▸ WHAT TO PRODUCE: Copy the full set of lines exactly as given.

^^^^^^^^

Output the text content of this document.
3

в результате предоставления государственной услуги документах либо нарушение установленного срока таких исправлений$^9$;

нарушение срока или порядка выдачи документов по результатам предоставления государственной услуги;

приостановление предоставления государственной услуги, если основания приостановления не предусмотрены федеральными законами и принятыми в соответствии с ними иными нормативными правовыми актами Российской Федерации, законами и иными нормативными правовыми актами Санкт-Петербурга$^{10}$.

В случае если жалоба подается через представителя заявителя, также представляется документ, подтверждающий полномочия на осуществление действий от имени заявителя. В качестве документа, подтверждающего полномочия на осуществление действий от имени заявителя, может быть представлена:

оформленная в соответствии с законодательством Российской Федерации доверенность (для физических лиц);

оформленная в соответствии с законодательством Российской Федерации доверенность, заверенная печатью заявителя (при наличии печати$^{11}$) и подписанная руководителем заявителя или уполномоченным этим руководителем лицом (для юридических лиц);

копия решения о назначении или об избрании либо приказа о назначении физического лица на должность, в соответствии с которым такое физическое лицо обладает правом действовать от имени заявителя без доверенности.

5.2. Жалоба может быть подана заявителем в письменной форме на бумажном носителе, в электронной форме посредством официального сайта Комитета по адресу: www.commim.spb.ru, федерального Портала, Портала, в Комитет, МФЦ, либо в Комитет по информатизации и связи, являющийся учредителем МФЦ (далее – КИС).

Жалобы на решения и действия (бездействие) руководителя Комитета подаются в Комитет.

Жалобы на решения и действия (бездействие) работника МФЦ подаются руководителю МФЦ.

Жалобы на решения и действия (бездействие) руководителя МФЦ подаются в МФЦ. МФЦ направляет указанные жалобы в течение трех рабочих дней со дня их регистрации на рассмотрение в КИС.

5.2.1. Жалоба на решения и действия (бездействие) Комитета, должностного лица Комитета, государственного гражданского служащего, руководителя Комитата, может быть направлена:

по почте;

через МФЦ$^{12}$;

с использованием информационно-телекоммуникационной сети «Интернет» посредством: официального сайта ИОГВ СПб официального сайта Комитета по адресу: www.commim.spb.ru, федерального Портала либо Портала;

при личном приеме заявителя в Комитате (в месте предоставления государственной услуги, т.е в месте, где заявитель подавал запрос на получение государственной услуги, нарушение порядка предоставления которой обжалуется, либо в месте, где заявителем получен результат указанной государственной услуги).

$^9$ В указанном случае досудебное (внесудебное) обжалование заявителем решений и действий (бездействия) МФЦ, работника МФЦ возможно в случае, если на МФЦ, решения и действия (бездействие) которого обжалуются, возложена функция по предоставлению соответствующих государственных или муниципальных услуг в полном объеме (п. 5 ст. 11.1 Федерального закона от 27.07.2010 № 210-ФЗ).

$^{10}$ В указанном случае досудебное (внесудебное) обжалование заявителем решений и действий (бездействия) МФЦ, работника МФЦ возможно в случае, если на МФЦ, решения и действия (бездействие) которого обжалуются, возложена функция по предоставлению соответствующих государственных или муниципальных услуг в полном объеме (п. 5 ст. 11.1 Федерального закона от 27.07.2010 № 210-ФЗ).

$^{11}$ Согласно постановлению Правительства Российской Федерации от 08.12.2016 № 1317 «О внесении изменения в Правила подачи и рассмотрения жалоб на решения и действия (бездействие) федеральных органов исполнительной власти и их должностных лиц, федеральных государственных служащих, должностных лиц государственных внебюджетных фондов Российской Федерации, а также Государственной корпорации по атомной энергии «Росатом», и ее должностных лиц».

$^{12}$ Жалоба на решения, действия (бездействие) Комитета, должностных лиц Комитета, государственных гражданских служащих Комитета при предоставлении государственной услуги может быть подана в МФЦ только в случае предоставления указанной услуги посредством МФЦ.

^^^^^^^^

▸ ANSWER FOR THIS EXERCISE:
Output the text content of this document.
3

в результате предоставления государственной услуги документах либо нарушение установленного срока таких исправлений$^9$;

нарушение срока или порядка выдачи документов по результатам предоставления государственной услуги;

приостановление предоставления государственной услуги, если основания приостановления не предусмотрены федеральными законами и принятыми в соответствии с ними иными нормативными правовыми актами Российской Федерации, законами и иными нормативными правовыми актами Санкт-Петербурга$^{10}$.

В случае если жалоба подается через представителя заявителя, также представляется документ, подтверждающий полномочия на осуществление действий от имени заявителя. В качестве документа, подтверждающего полномочия на осуществление действий от имени заявителя, может быть представлена:

оформленная в соответствии с законодательством Российской Федерации доверенность (для физических лиц);

оформленная в соответствии с законодательством Российской Федерации доверенность, заверенная печатью заявителя (при наличии печати$^{11}$) и подписанная руководителем заявителя или уполномоченным этим руководителем лицом (для юридических лиц);

копия решения о назначении или об избрании либо приказа о назначении физического лица на должность, в соответствии с которым такое физическое лицо обладает правом действовать от имени заявителя без доверенности.

5.2. Жалоба может быть подана заявителем в письменной форме на бумажном носителе, в электронной форме посредством официального сайта Комитета по адресу: www.commim.spb.ru, федерального Портала, Портала, в Комитет, МФЦ, либо в Комитет по информатизации и связи, являющийся учредителем МФЦ (далее – КИС).

Жалобы на решения и действия (бездействие) руководителя Комитета подаются в Комитет.

Жалобы на решения и действия (бездействие) работника МФЦ подаются руководителю МФЦ.

Жалобы на решения и действия (бездействие) руководителя МФЦ подаются в МФЦ. МФЦ направляет указанные жалобы в течение трех рабочих дней со дня их регистрации на рассмотрение в КИС.

5.2.1. Жалоба на решения и действия (бездействие) Комитета, должностного лица Комитета, государственного гражданского служащего, руководителя Комитата, может быть направлена:

по почте;

через МФЦ$^{12}$;

с использованием информационно-телекоммуникационной сети «Интернет» посредством: официального сайта ИОГВ СПб официального сайта Комитета по адресу: www.commim.spb.ru, федерального Портала либо Портала;

при личном приеме заявителя в Комитате (в месте предоставления государственной услуги, т.е в месте, где заявитель подавал запрос на получение государственной услуги, нарушение порядка предоставления которой обжалуется, либо в месте, где заявителем получен результат указанной государственной услуги).

$^9$ В указанном случае досудебное (внесудебное) обжалование заявителем решений и действий (бездействия) МФЦ, работника МФЦ возможно в случае, если на МФЦ, решения и действия (бездействие) которого обжалуются, возложена функция по предоставлению соответствующих государственных или муниципальных услуг в полном объеме (п. 5 ст. 11.1 Федерального закона от 27.07.2010 № 210-ФЗ).

$^{10}$ В указанном случае досудебное (внесудебное) обжалование заявителем решений и действий (бездействия) МФЦ, работника МФЦ возможно в случае, если на МФЦ, решения и действия (бездействие) которого обжалуются, возложена функция по предоставлению соответствующих государственных или муниципальных услуг в полном объеме (п. 5 ст. 11.1 Федерального закона от 27.07.2010 № 210-ФЗ).

$^{11}$ Согласно постановлению Правительства Российской Федерации от 08.12.2016 № 1317 «О внесении изменения в Правила подачи и рассмотрения жалоб на решения и действия (бездействие) федеральных органов исполнительной власти и их должностных лиц, федеральных государственных служащих, должностных лиц государственных внебюджетных фондов Российской Федерации, а также Государственной корпорации по атомной энергии «Росатом», и ее должностных лиц».

$^{12}$ Жалоба на решения, действия (бездействие) Комитета, должностных лиц Комитета, государственных гражданских служащих Комитета при предоставлении государственной услуги может быть подана в МФЦ только в случае предоставления указанной услуги посредством МФЦ.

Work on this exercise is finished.